Job:
Set the data down again, exactly as it reads, but without the pictures.

Record list:
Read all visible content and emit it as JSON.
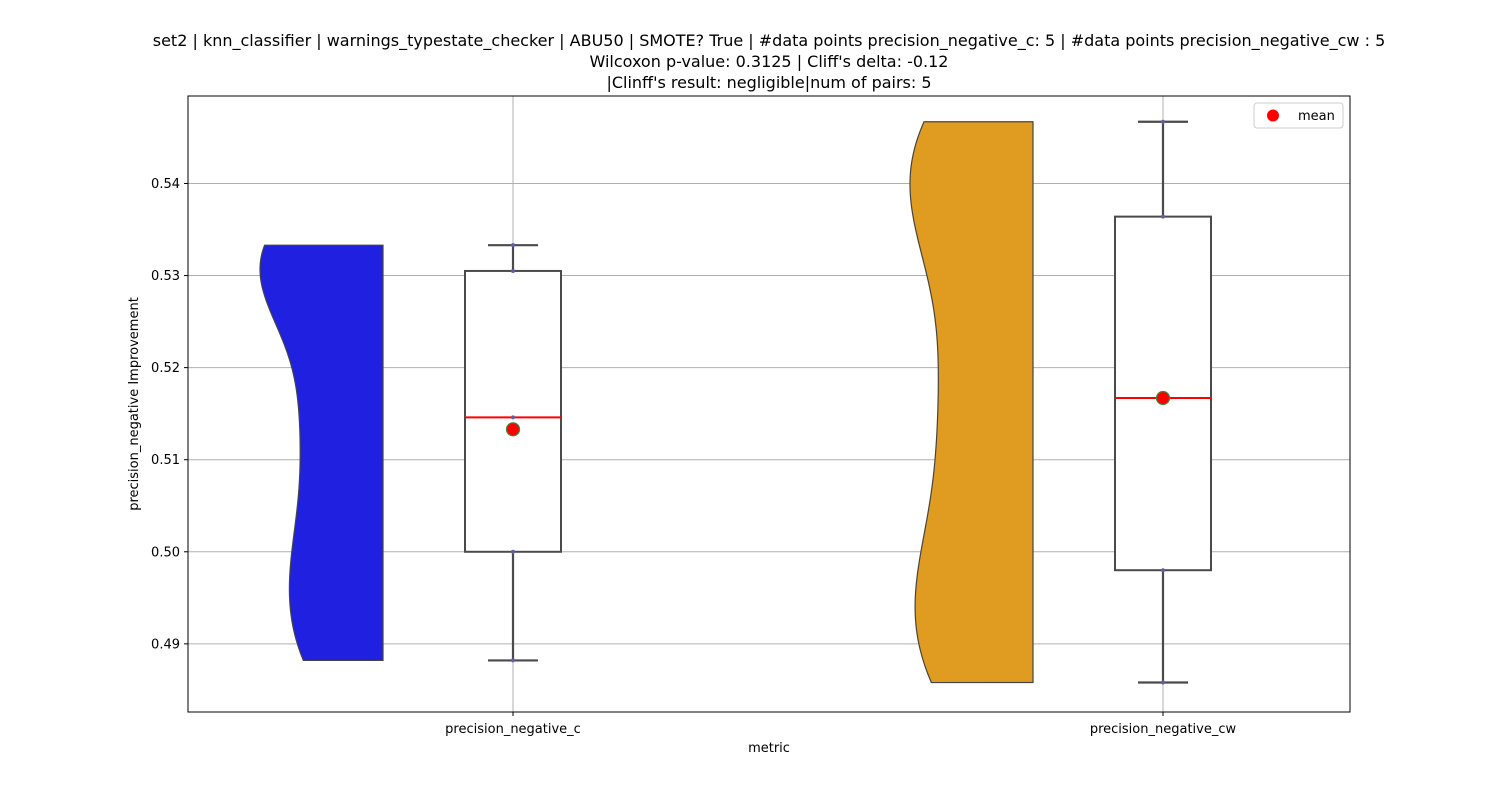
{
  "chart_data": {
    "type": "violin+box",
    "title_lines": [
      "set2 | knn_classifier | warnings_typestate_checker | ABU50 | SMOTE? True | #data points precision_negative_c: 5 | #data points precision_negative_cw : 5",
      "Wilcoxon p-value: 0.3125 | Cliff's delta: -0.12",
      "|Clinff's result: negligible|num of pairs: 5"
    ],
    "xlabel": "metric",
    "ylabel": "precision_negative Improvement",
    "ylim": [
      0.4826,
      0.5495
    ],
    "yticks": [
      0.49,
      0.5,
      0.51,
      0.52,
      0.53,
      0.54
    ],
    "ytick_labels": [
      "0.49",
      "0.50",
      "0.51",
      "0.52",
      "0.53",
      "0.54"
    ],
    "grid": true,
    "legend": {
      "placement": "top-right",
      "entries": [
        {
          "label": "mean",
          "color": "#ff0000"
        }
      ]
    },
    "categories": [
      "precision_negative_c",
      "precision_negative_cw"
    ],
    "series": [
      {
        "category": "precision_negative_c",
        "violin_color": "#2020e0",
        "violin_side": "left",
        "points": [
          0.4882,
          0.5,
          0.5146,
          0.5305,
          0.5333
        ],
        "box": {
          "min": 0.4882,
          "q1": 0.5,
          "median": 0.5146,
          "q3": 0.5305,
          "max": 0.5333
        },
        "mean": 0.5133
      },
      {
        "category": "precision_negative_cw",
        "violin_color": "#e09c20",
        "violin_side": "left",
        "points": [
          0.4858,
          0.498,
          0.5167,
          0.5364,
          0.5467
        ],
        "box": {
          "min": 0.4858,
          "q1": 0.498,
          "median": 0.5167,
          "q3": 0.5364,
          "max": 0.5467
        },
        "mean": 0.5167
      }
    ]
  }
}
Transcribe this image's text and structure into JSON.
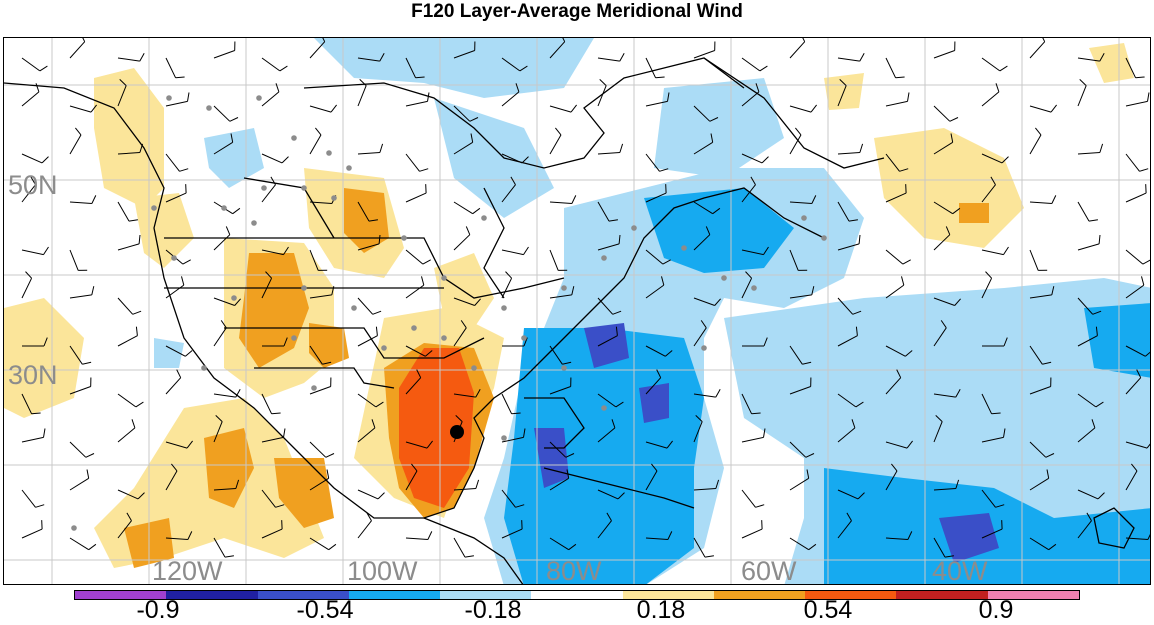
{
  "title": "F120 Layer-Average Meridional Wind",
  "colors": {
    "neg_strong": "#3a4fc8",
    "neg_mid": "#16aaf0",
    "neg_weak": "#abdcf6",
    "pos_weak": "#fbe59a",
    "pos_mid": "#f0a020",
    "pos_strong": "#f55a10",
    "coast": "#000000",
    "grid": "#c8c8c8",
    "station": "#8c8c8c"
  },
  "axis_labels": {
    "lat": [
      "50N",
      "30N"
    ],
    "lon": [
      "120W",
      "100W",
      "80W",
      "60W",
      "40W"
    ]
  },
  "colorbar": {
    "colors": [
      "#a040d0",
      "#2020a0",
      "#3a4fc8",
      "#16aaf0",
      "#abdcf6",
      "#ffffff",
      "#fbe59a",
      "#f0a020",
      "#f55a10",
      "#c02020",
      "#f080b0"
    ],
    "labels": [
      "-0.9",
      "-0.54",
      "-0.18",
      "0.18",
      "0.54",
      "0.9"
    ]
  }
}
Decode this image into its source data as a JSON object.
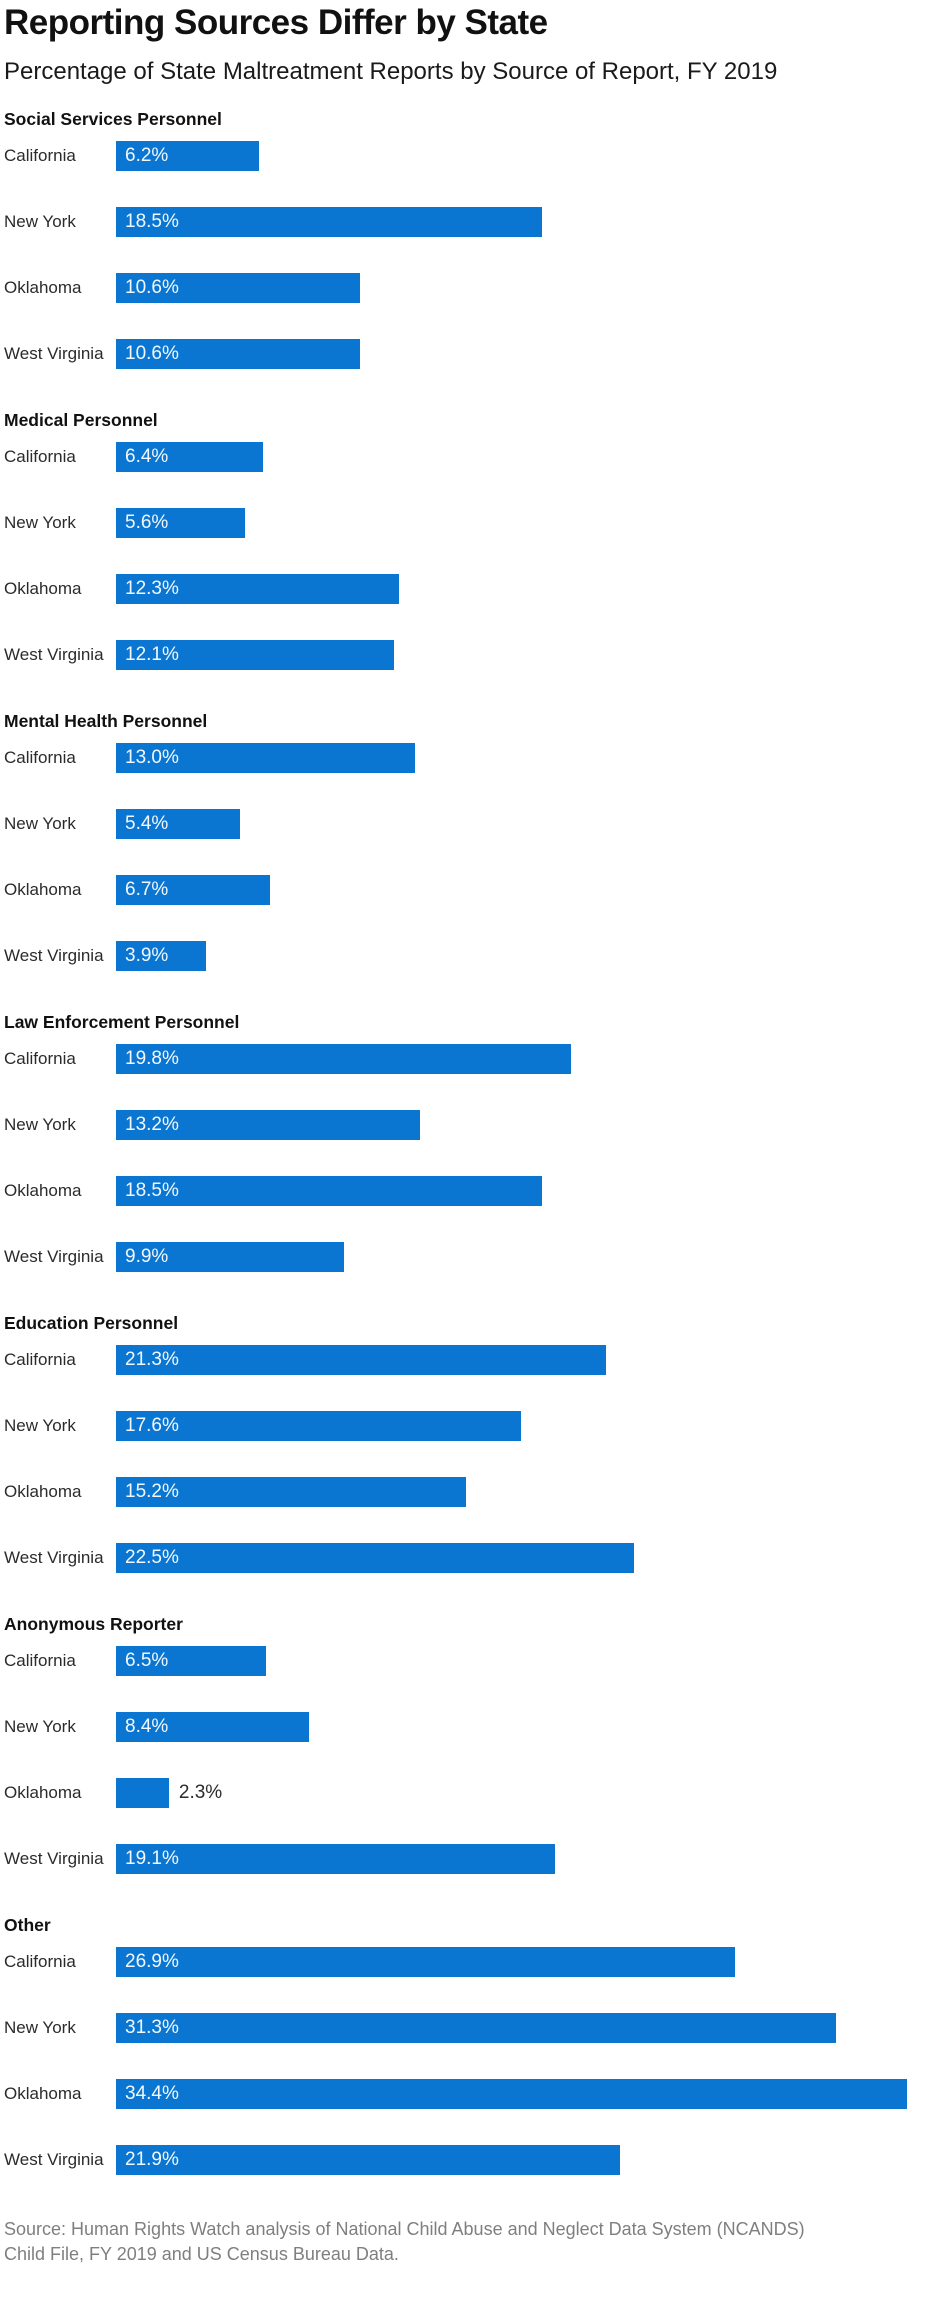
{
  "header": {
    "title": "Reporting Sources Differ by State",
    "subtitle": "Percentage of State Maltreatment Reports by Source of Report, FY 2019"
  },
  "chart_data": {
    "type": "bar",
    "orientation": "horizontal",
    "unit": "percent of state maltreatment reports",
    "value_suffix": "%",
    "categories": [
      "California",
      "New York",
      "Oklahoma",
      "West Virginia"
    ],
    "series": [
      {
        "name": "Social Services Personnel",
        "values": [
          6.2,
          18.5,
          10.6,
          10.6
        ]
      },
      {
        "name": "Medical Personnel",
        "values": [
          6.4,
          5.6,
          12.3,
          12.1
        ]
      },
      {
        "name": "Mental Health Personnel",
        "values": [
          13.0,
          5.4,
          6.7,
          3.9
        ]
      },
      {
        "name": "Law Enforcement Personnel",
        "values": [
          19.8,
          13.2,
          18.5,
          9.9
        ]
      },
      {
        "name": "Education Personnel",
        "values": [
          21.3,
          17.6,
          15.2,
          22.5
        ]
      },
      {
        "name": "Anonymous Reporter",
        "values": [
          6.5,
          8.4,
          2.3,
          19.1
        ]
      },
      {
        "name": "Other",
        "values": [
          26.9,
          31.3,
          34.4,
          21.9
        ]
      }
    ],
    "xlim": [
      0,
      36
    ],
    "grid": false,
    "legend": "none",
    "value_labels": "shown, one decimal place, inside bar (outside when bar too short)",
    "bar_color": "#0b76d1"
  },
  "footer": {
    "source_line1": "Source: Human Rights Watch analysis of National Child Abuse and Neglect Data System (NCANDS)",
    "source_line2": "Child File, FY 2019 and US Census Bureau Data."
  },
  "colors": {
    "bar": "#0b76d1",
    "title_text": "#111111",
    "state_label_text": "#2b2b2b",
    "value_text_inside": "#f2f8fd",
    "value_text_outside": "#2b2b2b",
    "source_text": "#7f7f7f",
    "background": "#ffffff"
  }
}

Finished answer:
Read all visible content and emit it as JSON.
{
  "chart_data": {
    "type": "violin+box",
    "title_lines": [
      "set2 | knn_classifier | warnings_typestate_checker | ABU50 | SMOTE? True | #data points precision_negative_c: 5 | #data points precision_negative_cw : 5",
      "Wilcoxon p-value: 0.3125 | Cliff's delta: -0.12",
      "|Clinff's result: negligible|num of pairs: 5"
    ],
    "xlabel": "metric",
    "ylabel": "precision_negative Improvement",
    "ylim": [
      0.4826,
      0.5495
    ],
    "yticks": [
      0.49,
      0.5,
      0.51,
      0.52,
      0.53,
      0.54
    ],
    "ytick_labels": [
      "0.49",
      "0.50",
      "0.51",
      "0.52",
      "0.53",
      "0.54"
    ],
    "grid": true,
    "legend": {
      "placement": "top-right",
      "entries": [
        {
          "label": "mean",
          "color": "#ff0000"
        }
      ]
    },
    "categories": [
      "precision_negative_c",
      "precision_negative_cw"
    ],
    "series": [
      {
        "category": "precision_negative_c",
        "violin_color": "#2020e0",
        "violin_side": "left",
        "points": [
          0.4882,
          0.5,
          0.5146,
          0.5305,
          0.5333
        ],
        "box": {
          "min": 0.4882,
          "q1": 0.5,
          "median": 0.5146,
          "q3": 0.5305,
          "max": 0.5333
        },
        "mean": 0.5133
      },
      {
        "category": "precision_negative_cw",
        "violin_color": "#e09c20",
        "violin_side": "left",
        "points": [
          0.4858,
          0.498,
          0.5167,
          0.5364,
          0.5467
        ],
        "box": {
          "min": 0.4858,
          "q1": 0.498,
          "median": 0.5167,
          "q3": 0.5364,
          "max": 0.5467
        },
        "mean": 0.5167
      }
    ]
  }
}
Transcribe this image's text and structure into JSON.
{
  "title": "F120 Layer-Average Meridional Wind",
  "colors": {
    "neg_strong": "#3a4fc8",
    "neg_mid": "#16aaf0",
    "neg_weak": "#abdcf6",
    "pos_weak": "#fbe59a",
    "pos_mid": "#f0a020",
    "pos_strong": "#f55a10",
    "coast": "#000000",
    "grid": "#c8c8c8",
    "station": "#8c8c8c"
  },
  "axis_labels": {
    "lat": [
      "50N",
      "30N"
    ],
    "lon": [
      "120W",
      "100W",
      "80W",
      "60W",
      "40W"
    ]
  },
  "colorbar": {
    "colors": [
      "#a040d0",
      "#2020a0",
      "#3a4fc8",
      "#16aaf0",
      "#abdcf6",
      "#ffffff",
      "#fbe59a",
      "#f0a020",
      "#f55a10",
      "#c02020",
      "#f080b0"
    ],
    "labels": [
      "-0.9",
      "-0.54",
      "-0.18",
      "0.18",
      "0.54",
      "0.9"
    ]
  }
}
Decode this image into its source data as a JSON object.
{
  "header": {
    "title": "Reporting Sources Differ by State",
    "subtitle": "Percentage of State Maltreatment Reports by Source of Report, FY 2019"
  },
  "chart_data": {
    "type": "bar",
    "orientation": "horizontal",
    "unit": "percent of state maltreatment reports",
    "value_suffix": "%",
    "categories": [
      "California",
      "New York",
      "Oklahoma",
      "West Virginia"
    ],
    "series": [
      {
        "name": "Social Services Personnel",
        "values": [
          6.2,
          18.5,
          10.6,
          10.6
        ]
      },
      {
        "name": "Medical Personnel",
        "values": [
          6.4,
          5.6,
          12.3,
          12.1
        ]
      },
      {
        "name": "Mental Health Personnel",
        "values": [
          13.0,
          5.4,
          6.7,
          3.9
        ]
      },
      {
        "name": "Law Enforcement Personnel",
        "values": [
          19.8,
          13.2,
          18.5,
          9.9
        ]
      },
      {
        "name": "Education Personnel",
        "values": [
          21.3,
          17.6,
          15.2,
          22.5
        ]
      },
      {
        "name": "Anonymous Reporter",
        "values": [
          6.5,
          8.4,
          2.3,
          19.1
        ]
      },
      {
        "name": "Other",
        "values": [
          26.9,
          31.3,
          34.4,
          21.9
        ]
      }
    ],
    "xlim": [
      0,
      36
    ],
    "grid": false,
    "legend": "none",
    "value_labels": "shown, one decimal place, inside bar (outside when bar too short)",
    "bar_color": "#0b76d1"
  },
  "footer": {
    "source_line1": "Source: Human Rights Watch analysis of National Child Abuse and Neglect Data System (NCANDS)",
    "source_line2": "Child File, FY 2019 and US Census Bureau Data."
  },
  "colors": {
    "bar": "#0b76d1",
    "title_text": "#111111",
    "state_label_text": "#2b2b2b",
    "value_text_inside": "#f2f8fd",
    "value_text_outside": "#2b2b2b",
    "source_text": "#7f7f7f",
    "background": "#ffffff"
  }
}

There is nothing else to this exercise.